§ **Collection entries**:

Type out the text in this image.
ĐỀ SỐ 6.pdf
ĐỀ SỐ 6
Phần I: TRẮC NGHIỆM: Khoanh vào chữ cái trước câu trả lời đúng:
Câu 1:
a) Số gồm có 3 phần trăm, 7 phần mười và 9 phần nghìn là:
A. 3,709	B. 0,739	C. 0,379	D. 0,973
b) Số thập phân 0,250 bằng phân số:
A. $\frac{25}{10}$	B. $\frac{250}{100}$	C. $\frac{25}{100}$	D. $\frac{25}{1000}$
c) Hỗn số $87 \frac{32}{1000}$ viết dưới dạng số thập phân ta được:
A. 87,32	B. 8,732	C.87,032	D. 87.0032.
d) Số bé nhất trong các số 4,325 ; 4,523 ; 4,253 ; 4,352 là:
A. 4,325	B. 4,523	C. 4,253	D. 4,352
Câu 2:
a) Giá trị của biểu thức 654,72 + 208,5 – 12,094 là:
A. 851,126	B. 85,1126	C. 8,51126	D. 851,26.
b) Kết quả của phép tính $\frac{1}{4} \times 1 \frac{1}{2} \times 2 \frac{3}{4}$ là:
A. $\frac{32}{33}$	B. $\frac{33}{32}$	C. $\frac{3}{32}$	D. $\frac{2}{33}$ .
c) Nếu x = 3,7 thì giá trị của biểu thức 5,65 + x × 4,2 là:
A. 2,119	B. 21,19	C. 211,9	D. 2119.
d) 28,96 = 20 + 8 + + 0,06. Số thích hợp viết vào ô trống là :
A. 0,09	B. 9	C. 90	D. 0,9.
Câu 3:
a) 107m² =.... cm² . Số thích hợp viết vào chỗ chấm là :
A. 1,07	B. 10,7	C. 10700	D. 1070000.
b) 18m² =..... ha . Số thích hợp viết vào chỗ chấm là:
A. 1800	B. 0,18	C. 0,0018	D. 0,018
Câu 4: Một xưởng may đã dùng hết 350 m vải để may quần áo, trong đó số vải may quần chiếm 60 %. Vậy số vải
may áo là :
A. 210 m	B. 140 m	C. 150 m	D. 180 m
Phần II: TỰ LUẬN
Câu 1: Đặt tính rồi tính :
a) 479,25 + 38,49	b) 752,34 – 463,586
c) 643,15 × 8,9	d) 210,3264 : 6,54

§ **Exercise objective**: Where a line contains "trong", copy that line.

§ **Solution to this problem**:
d) Số bé nhất trong các số 4,325 ; 4,523 ; 4,253 ; 4,352 là:
Câu 4: Một xưởng may đã dùng hết 350 m vải để may quần áo, trong đó số vải may quần chiếm 60 %. Vậy số vải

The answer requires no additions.